↓↓↓

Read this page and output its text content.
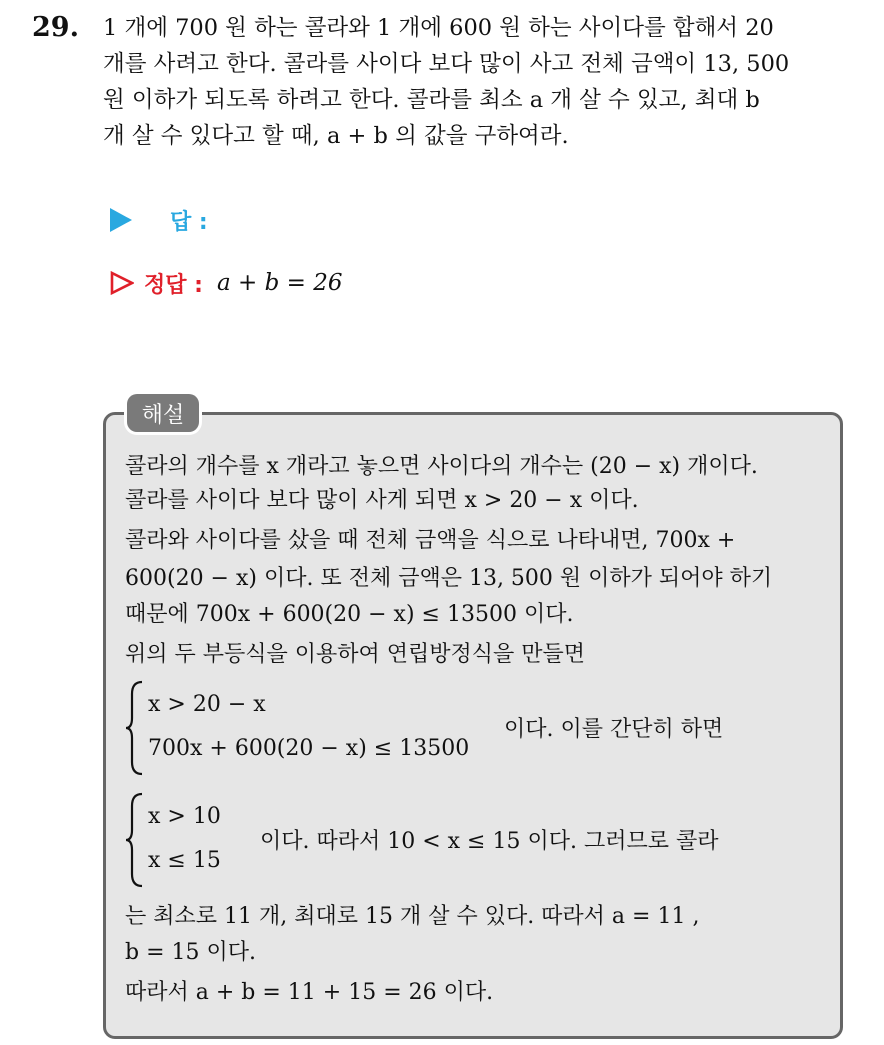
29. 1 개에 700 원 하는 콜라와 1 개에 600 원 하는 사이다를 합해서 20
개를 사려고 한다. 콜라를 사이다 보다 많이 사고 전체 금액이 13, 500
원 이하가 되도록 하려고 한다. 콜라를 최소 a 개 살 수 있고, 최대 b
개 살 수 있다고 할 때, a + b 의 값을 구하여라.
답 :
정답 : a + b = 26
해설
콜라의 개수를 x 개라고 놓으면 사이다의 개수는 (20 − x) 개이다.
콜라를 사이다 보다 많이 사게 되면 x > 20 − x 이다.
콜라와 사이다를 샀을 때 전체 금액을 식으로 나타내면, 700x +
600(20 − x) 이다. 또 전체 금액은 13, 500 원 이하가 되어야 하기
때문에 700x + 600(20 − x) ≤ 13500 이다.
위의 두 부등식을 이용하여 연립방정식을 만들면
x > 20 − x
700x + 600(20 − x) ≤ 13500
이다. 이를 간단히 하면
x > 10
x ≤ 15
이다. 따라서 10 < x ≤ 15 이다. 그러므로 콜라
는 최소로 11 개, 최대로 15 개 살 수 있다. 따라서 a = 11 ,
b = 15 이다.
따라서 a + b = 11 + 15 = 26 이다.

↑↑↑

EXERCISE TASK. Find the lines containing "사이다를" and list every one of them.

ANSWER.
29. 1 개에 700 원 하는 콜라와 1 개에 600 원 하는 사이다를 합해서 20
콜라와 사이다를 샀을 때 전체 금액을 식으로 나타내면, 700x +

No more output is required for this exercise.